Data entries
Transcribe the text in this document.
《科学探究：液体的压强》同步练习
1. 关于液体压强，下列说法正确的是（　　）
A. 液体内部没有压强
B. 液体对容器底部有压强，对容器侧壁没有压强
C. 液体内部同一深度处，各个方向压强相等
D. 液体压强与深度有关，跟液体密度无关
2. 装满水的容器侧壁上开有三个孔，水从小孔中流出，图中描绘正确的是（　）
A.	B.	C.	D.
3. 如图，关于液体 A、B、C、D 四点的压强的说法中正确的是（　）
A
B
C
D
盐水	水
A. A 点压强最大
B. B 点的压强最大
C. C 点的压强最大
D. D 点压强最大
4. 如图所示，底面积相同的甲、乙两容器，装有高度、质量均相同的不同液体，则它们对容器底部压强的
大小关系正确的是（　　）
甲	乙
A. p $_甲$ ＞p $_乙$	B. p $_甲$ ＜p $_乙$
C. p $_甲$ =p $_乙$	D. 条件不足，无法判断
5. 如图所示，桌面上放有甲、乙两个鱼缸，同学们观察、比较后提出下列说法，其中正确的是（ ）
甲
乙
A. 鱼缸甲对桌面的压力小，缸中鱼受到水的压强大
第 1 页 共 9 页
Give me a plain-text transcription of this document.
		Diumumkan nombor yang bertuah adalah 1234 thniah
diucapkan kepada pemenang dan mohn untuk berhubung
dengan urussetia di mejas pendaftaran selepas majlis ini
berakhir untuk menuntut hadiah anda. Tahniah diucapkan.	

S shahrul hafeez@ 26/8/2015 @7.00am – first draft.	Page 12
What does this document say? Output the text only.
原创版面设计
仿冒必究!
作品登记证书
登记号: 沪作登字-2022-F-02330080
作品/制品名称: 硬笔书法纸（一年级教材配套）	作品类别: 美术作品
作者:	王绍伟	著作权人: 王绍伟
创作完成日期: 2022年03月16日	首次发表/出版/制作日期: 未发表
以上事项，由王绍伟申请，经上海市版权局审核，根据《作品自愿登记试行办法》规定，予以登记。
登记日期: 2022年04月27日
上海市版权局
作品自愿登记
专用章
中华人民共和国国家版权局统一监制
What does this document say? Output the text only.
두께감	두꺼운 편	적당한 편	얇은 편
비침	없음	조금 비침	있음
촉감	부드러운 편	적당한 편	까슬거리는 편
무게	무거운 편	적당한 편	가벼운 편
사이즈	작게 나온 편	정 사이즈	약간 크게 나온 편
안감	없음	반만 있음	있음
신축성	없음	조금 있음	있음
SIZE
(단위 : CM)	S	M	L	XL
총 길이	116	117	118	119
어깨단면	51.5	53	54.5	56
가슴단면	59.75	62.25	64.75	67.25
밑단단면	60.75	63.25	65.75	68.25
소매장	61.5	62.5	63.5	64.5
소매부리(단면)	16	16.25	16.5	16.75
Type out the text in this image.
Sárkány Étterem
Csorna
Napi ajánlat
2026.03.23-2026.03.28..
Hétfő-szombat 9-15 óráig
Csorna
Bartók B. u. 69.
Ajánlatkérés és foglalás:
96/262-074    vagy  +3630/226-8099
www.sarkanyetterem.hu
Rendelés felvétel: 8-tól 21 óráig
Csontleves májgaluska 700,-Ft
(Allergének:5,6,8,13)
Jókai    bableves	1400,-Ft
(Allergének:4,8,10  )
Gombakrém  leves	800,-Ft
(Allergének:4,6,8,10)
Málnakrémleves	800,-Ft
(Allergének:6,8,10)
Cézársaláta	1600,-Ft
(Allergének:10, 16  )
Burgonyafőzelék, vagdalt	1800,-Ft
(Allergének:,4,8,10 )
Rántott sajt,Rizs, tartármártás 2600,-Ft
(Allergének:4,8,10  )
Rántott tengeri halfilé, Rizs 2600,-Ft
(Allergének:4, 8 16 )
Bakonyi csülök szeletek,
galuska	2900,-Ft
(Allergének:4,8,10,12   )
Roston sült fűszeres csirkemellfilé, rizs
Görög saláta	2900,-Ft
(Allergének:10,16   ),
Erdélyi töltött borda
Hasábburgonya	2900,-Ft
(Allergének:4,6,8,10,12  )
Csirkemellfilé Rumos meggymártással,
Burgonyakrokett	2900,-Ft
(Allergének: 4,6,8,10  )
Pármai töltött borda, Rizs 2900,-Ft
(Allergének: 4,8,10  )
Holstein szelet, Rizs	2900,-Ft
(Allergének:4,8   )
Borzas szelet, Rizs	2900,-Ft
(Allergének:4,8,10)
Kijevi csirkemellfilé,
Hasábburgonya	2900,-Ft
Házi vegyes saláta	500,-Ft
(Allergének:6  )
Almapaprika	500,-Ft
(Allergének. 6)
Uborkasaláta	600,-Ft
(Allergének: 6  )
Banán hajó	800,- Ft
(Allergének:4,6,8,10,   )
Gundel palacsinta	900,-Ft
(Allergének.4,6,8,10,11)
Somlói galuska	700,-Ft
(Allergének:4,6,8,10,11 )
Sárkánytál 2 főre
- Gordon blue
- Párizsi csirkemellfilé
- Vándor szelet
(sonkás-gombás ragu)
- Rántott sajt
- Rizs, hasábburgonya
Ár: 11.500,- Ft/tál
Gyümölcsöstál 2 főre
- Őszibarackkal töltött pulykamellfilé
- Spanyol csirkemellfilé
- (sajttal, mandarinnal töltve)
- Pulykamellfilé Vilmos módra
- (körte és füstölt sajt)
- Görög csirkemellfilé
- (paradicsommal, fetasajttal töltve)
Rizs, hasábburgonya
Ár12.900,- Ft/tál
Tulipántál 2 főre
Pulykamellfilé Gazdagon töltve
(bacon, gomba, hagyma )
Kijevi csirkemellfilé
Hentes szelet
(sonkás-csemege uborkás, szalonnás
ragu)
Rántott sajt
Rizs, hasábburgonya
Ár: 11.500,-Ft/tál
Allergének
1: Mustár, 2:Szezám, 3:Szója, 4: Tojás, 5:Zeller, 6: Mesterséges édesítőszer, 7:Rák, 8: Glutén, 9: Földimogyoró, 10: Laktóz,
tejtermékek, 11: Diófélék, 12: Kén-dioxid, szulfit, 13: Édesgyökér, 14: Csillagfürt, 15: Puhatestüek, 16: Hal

**Set exercise**. Copy out the full material exactly as it appears.

**Answer to this task**.
Transcribe the text in this document.
《科学探究：液体的压强》同步练习
1. 关于液体压强，下列说法正确的是（　　）
A. 液体内部没有压强
B. 液体对容器底部有压强，对容器侧壁没有压强
C. 液体内部同一深度处，各个方向压强相等
D. 液体压强与深度有关，跟液体密度无关
2. 装满水的容器侧壁上开有三个孔，水从小孔中流出，图中描绘正确的是（　）
A.	B.	C.	D.
3. 如图，关于液体 A、B、C、D 四点的压强的说法中正确的是（　）
A
B
C
D
盐水	水
A. A 点压强最大
B. B 点的压强最大
C. C 点的压强最大
D. D 点压强最大
4. 如图所示，底面积相同的甲、乙两容器，装有高度、质量均相同的不同液体，则它们对容器底部压强的
大小关系正确的是（　　）
甲	乙
A. p $_甲$ ＞p $_乙$	B. p $_甲$ ＜p $_乙$
C. p $_甲$ =p $_乙$	D. 条件不足，无法判断
5. 如图所示，桌面上放有甲、乙两个鱼缸，同学们观察、比较后提出下列说法，其中正确的是（ ）
甲
乙
A. 鱼缸甲对桌面的压力小，缸中鱼受到水的压强大
第 1 页 共 9 页
Give me a plain-text transcription of this document.
		Diumumkan nombor yang bertuah adalah 1234 thniah
diucapkan kepada pemenang dan mohn untuk berhubung
dengan urussetia di mejas pendaftaran selepas majlis ini
berakhir untuk menuntut hadiah anda. Tahniah diucapkan.	

S shahrul hafeez@ 26/8/2015 @7.00am – first draft.	Page 12
What does this document say? Output the text only.
原创版面设计
仿冒必究!
作品登记证书
登记号: 沪作登字-2022-F-02330080
作品/制品名称: 硬笔书法纸（一年级教材配套）	作品类别: 美术作品
作者:	王绍伟	著作权人: 王绍伟
创作完成日期: 2022年03月16日	首次发表/出版/制作日期: 未发表
以上事项，由王绍伟申请，经上海市版权局审核，根据《作品自愿登记试行办法》规定，予以登记。
登记日期: 2022年04月27日
上海市版权局
作品自愿登记
专用章
中华人民共和国国家版权局统一监制
What does this document say? Output the text only.
두께감	두꺼운 편	적당한 편	얇은 편
비침	없음	조금 비침	있음
촉감	부드러운 편	적당한 편	까슬거리는 편
무게	무거운 편	적당한 편	가벼운 편
사이즈	작게 나온 편	정 사이즈	약간 크게 나온 편
안감	없음	반만 있음	있음
신축성	없음	조금 있음	있음
SIZE
(단위 : CM)	S	M	L	XL
총 길이	116	117	118	119
어깨단면	51.5	53	54.5	56
가슴단면	59.75	62.25	64.75	67.25
밑단단면	60.75	63.25	65.75	68.25
소매장	61.5	62.5	63.5	64.5
소매부리(단면)	16	16.25	16.5	16.75
Type out the text in this image.
Sárkány Étterem
Csorna
Napi ajánlat
2026.03.23-2026.03.28..
Hétfő-szombat 9-15 óráig
Csorna
Bartók B. u. 69.
Ajánlatkérés és foglalás:
96/262-074    vagy  +3630/226-8099
www.sarkanyetterem.hu
Rendelés felvétel: 8-tól 21 óráig
Csontleves májgaluska 700,-Ft
(Allergének:5,6,8,13)
Jókai    bableves	1400,-Ft
(Allergének:4,8,10  )
Gombakrém  leves	800,-Ft
(Allergének:4,6,8,10)
Málnakrémleves	800,-Ft
(Allergének:6,8,10)
Cézársaláta	1600,-Ft
(Allergének:10, 16  )
Burgonyafőzelék, vagdalt	1800,-Ft
(Allergének:,4,8,10 )
Rántott sajt,Rizs, tartármártás 2600,-Ft
(Allergének:4,8,10  )
Rántott tengeri halfilé, Rizs 2600,-Ft
(Allergének:4, 8 16 )
Bakonyi csülök szeletek,
galuska	2900,-Ft
(Allergének:4,8,10,12   )
Roston sült fűszeres csirkemellfilé, rizs
Görög saláta	2900,-Ft
(Allergének:10,16   ),
Erdélyi töltött borda
Hasábburgonya	2900,-Ft
(Allergének:4,6,8,10,12  )
Csirkemellfilé Rumos meggymártással,
Burgonyakrokett	2900,-Ft
(Allergének: 4,6,8,10  )
Pármai töltött borda, Rizs 2900,-Ft
(Allergének: 4,8,10  )
Holstein szelet, Rizs	2900,-Ft
(Allergének:4,8   )
Borzas szelet, Rizs	2900,-Ft
(Allergének:4,8,10)
Kijevi csirkemellfilé,
Hasábburgonya	2900,-Ft
Házi vegyes saláta	500,-Ft
(Allergének:6  )
Almapaprika	500,-Ft
(Allergének. 6)
Uborkasaláta	600,-Ft
(Allergének: 6  )
Banán hajó	800,- Ft
(Allergének:4,6,8,10,   )
Gundel palacsinta	900,-Ft
(Allergének.4,6,8,10,11)
Somlói galuska	700,-Ft
(Allergének:4,6,8,10,11 )
Sárkánytál 2 főre
- Gordon blue
- Párizsi csirkemellfilé
- Vándor szelet
(sonkás-gombás ragu)
- Rántott sajt
- Rizs, hasábburgonya
Ár: 11.500,- Ft/tál
Gyümölcsöstál 2 főre
- Őszibarackkal töltött pulykamellfilé
- Spanyol csirkemellfilé
- (sajttal, mandarinnal töltve)
- Pulykamellfilé Vilmos módra
- (körte és füstölt sajt)
- Görög csirkemellfilé
- (paradicsommal, fetasajttal töltve)
Rizs, hasábburgonya
Ár12.900,- Ft/tál
Tulipántál 2 főre
Pulykamellfilé Gazdagon töltve
(bacon, gomba, hagyma )
Kijevi csirkemellfilé
Hentes szelet
(sonkás-csemege uborkás, szalonnás
ragu)
Rántott sajt
Rizs, hasábburgonya
Ár: 11.500,-Ft/tál
Allergének
1: Mustár, 2:Szezám, 3:Szója, 4: Tojás, 5:Zeller, 6: Mesterséges édesítőszer, 7:Rák, 8: Glutén, 9: Földimogyoró, 10: Laktóz,
tejtermékek, 11: Diófélék, 12: Kén-dioxid, szulfit, 13: Édesgyökér, 14: Csillagfürt, 15: Puhatestüek, 16: Hal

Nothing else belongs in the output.